## What to produce
Skip the pictures and quote all of the lines exactly.

Items from a data source
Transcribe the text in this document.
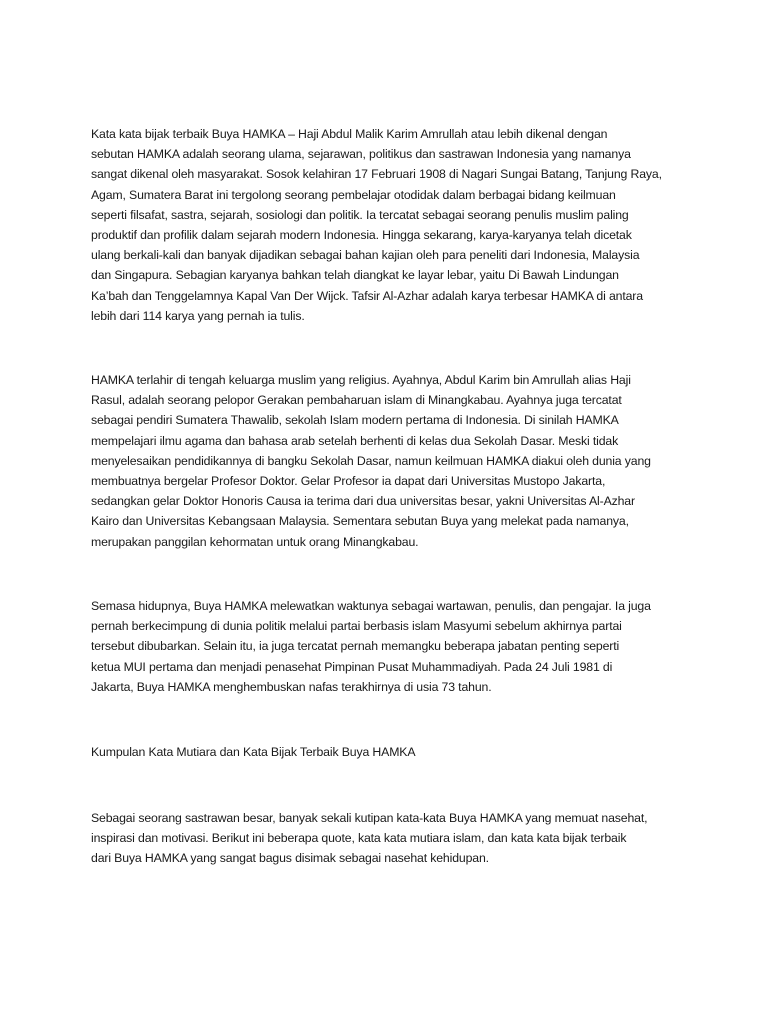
Kata kata bijak terbaik Buya HAMKA – Haji Abdul Malik Karim Amrullah atau lebih dikenal dengan
sebutan HAMKA adalah seorang ulama, sejarawan, politikus dan sastrawan Indonesia yang namanya
sangat dikenal oleh masyarakat. Sosok kelahiran 17 Februari 1908 di Nagari Sungai Batang, Tanjung Raya,
Agam, Sumatera Barat ini tergolong seorang pembelajar otodidak dalam berbagai bidang keilmuan
seperti filsafat, sastra, sejarah, sosiologi dan politik. Ia tercatat sebagai seorang penulis muslim paling
produktif dan profilik dalam sejarah modern Indonesia. Hingga sekarang, karya-karyanya telah dicetak
ulang berkali-kali dan banyak dijadikan sebagai bahan kajian oleh para peneliti dari Indonesia, Malaysia
dan Singapura. Sebagian karyanya bahkan telah diangkat ke layar lebar, yaitu Di Bawah Lindungan
Ka’bah dan Tenggelamnya Kapal Van Der Wijck. Tafsir Al-Azhar adalah karya terbesar HAMKA di antara
lebih dari 114 karya yang pernah ia tulis.

HAMKA terlahir di tengah keluarga muslim yang religius. Ayahnya, Abdul Karim bin Amrullah alias Haji
Rasul, adalah seorang pelopor Gerakan pembaharuan islam di Minangkabau. Ayahnya juga tercatat
sebagai pendiri Sumatera Thawalib, sekolah Islam modern pertama di Indonesia. Di sinilah HAMKA
mempelajari ilmu agama dan bahasa arab setelah berhenti di kelas dua Sekolah Dasar. Meski tidak
menyelesaikan pendidikannya di bangku Sekolah Dasar, namun keilmuan HAMKA diakui oleh dunia yang
membuatnya bergelar Profesor Doktor. Gelar Profesor ia dapat dari Universitas Mustopo Jakarta,
sedangkan gelar Doktor Honoris Causa ia terima dari dua universitas besar, yakni Universitas Al-Azhar
Kairo dan Universitas Kebangsaan Malaysia. Sementara sebutan Buya yang melekat pada namanya,
merupakan panggilan kehormatan untuk orang Minangkabau.

Semasa hidupnya, Buya HAMKA melewatkan waktunya sebagai wartawan, penulis, dan pengajar. Ia juga
pernah berkecimpung di dunia politik melalui partai berbasis islam Masyumi sebelum akhirnya partai
tersebut dibubarkan. Selain itu, ia juga tercatat pernah memangku beberapa jabatan penting seperti
ketua MUI pertama dan menjadi penasehat Pimpinan Pusat Muhammadiyah. Pada 24 Juli 1981 di
Jakarta, Buya HAMKA menghembuskan nafas terakhirnya di usia 73 tahun.

Kumpulan Kata Mutiara dan Kata Bijak Terbaik Buya HAMKA

Sebagai seorang sastrawan besar, banyak sekali kutipan kata-kata Buya HAMKA yang memuat nasehat,
inspirasi dan motivasi. Berikut ini beberapa quote, kata kata mutiara islam, dan kata kata bijak terbaik
dari Buya HAMKA yang sangat bagus disimak sebagai nasehat kehidupan.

## Output for this exercise
Transcribe the text in this document.
Kata kata bijak terbaik Buya HAMKA – Haji Abdul Malik Karim Amrullah atau lebih dikenal dengan
sebutan HAMKA adalah seorang ulama, sejarawan, politikus dan sastrawan Indonesia yang namanya
sangat dikenal oleh masyarakat. Sosok kelahiran 17 Februari 1908 di Nagari Sungai Batang, Tanjung Raya,
Agam, Sumatera Barat ini tergolong seorang pembelajar otodidak dalam berbagai bidang keilmuan
seperti filsafat, sastra, sejarah, sosiologi dan politik. Ia tercatat sebagai seorang penulis muslim paling
produktif dan profilik dalam sejarah modern Indonesia. Hingga sekarang, karya-karyanya telah dicetak
ulang berkali-kali dan banyak dijadikan sebagai bahan kajian oleh para peneliti dari Indonesia, Malaysia
dan Singapura. Sebagian karyanya bahkan telah diangkat ke layar lebar, yaitu Di Bawah Lindungan
Ka’bah dan Tenggelamnya Kapal Van Der Wijck. Tafsir Al-Azhar adalah karya terbesar HAMKA di antara
lebih dari 114 karya yang pernah ia tulis.

HAMKA terlahir di tengah keluarga muslim yang religius. Ayahnya, Abdul Karim bin Amrullah alias Haji
Rasul, adalah seorang pelopor Gerakan pembaharuan islam di Minangkabau. Ayahnya juga tercatat
sebagai pendiri Sumatera Thawalib, sekolah Islam modern pertama di Indonesia. Di sinilah HAMKA
mempelajari ilmu agama dan bahasa arab setelah berhenti di kelas dua Sekolah Dasar. Meski tidak
menyelesaikan pendidikannya di bangku Sekolah Dasar, namun keilmuan HAMKA diakui oleh dunia yang
membuatnya bergelar Profesor Doktor. Gelar Profesor ia dapat dari Universitas Mustopo Jakarta,
sedangkan gelar Doktor Honoris Causa ia terima dari dua universitas besar, yakni Universitas Al-Azhar
Kairo dan Universitas Kebangsaan Malaysia. Sementara sebutan Buya yang melekat pada namanya,
merupakan panggilan kehormatan untuk orang Minangkabau.

Semasa hidupnya, Buya HAMKA melewatkan waktunya sebagai wartawan, penulis, dan pengajar. Ia juga
pernah berkecimpung di dunia politik melalui partai berbasis islam Masyumi sebelum akhirnya partai
tersebut dibubarkan. Selain itu, ia juga tercatat pernah memangku beberapa jabatan penting seperti
ketua MUI pertama dan menjadi penasehat Pimpinan Pusat Muhammadiyah. Pada 24 Juli 1981 di
Jakarta, Buya HAMKA menghembuskan nafas terakhirnya di usia 73 tahun.

Kumpulan Kata Mutiara dan Kata Bijak Terbaik Buya HAMKA

Sebagai seorang sastrawan besar, banyak sekali kutipan kata-kata Buya HAMKA yang memuat nasehat,
inspirasi dan motivasi. Berikut ini beberapa quote, kata kata mutiara islam, dan kata kata bijak terbaik
dari Buya HAMKA yang sangat bagus disimak sebagai nasehat kehidupan.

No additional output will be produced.